GIVEN RECORDS Start Marker
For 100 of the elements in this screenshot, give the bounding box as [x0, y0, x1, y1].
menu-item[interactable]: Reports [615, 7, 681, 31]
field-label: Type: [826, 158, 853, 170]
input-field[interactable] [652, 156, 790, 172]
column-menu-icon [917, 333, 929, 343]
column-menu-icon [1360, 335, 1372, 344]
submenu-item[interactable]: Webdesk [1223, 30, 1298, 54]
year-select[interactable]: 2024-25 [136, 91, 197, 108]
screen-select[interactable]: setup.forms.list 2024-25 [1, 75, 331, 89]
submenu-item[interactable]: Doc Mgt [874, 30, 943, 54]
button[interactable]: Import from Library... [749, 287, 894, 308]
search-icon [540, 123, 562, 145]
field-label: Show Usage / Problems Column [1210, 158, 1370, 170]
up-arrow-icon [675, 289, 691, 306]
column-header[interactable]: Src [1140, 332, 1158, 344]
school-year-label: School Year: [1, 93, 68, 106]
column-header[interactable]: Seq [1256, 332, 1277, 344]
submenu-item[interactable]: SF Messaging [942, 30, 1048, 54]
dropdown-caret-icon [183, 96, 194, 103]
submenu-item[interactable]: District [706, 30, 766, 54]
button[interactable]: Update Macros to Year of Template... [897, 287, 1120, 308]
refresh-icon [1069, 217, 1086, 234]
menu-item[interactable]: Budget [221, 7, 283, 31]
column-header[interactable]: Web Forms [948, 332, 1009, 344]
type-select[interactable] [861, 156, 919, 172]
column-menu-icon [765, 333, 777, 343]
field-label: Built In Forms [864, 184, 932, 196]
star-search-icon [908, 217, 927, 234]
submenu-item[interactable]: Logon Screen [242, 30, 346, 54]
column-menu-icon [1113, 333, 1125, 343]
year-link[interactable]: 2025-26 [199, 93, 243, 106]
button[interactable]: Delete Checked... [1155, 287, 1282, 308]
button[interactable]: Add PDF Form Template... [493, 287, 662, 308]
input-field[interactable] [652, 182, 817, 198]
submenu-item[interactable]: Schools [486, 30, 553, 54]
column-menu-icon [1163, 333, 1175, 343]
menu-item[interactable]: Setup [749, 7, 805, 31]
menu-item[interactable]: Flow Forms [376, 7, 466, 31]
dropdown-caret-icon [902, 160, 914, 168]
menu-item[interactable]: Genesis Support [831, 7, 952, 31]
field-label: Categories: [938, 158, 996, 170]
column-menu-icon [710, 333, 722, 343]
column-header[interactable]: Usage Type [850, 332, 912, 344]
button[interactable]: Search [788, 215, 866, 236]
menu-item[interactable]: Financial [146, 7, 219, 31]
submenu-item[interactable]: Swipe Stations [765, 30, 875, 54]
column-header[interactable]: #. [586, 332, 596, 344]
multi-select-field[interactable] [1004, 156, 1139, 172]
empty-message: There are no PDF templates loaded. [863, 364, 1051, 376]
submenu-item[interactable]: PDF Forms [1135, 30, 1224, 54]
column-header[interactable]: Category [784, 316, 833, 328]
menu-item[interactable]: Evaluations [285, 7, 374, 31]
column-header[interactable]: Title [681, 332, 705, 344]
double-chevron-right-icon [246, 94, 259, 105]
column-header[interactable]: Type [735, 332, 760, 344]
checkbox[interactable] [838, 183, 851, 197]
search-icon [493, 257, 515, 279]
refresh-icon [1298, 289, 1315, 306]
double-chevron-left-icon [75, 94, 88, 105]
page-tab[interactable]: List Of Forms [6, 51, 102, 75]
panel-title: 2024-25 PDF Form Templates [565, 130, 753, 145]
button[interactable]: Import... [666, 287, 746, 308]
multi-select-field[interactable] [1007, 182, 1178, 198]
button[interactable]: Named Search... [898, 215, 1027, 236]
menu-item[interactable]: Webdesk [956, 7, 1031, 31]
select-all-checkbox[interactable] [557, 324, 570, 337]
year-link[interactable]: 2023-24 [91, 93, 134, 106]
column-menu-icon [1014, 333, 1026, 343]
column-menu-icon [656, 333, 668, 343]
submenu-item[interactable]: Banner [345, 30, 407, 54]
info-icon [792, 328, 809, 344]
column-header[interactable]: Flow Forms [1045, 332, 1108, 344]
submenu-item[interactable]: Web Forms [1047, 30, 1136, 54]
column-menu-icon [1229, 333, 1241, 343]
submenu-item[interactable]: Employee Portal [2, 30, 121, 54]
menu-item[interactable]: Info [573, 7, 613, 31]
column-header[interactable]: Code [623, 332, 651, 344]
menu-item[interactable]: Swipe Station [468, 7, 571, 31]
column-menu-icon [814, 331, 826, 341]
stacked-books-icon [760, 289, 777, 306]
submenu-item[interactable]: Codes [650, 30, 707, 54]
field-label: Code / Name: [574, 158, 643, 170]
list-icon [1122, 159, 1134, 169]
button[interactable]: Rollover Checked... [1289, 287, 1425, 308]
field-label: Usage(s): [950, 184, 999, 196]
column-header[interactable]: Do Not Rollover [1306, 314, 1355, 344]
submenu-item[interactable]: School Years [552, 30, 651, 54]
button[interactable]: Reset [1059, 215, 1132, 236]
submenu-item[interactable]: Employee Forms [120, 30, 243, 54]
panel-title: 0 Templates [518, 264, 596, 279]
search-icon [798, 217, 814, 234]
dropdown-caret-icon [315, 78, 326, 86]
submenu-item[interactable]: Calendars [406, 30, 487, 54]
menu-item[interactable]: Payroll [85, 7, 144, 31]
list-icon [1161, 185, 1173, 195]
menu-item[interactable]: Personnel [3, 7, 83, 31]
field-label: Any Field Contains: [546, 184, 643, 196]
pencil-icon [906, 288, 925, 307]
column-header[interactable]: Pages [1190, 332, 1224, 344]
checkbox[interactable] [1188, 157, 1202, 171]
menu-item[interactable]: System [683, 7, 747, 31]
GIVEN RECORDS End Marker
EXERCISE OBJECTIVE
From the data above, state how many lines hold the string "Flow", and give the number without other words.

RESULT FOR THIS TASK
2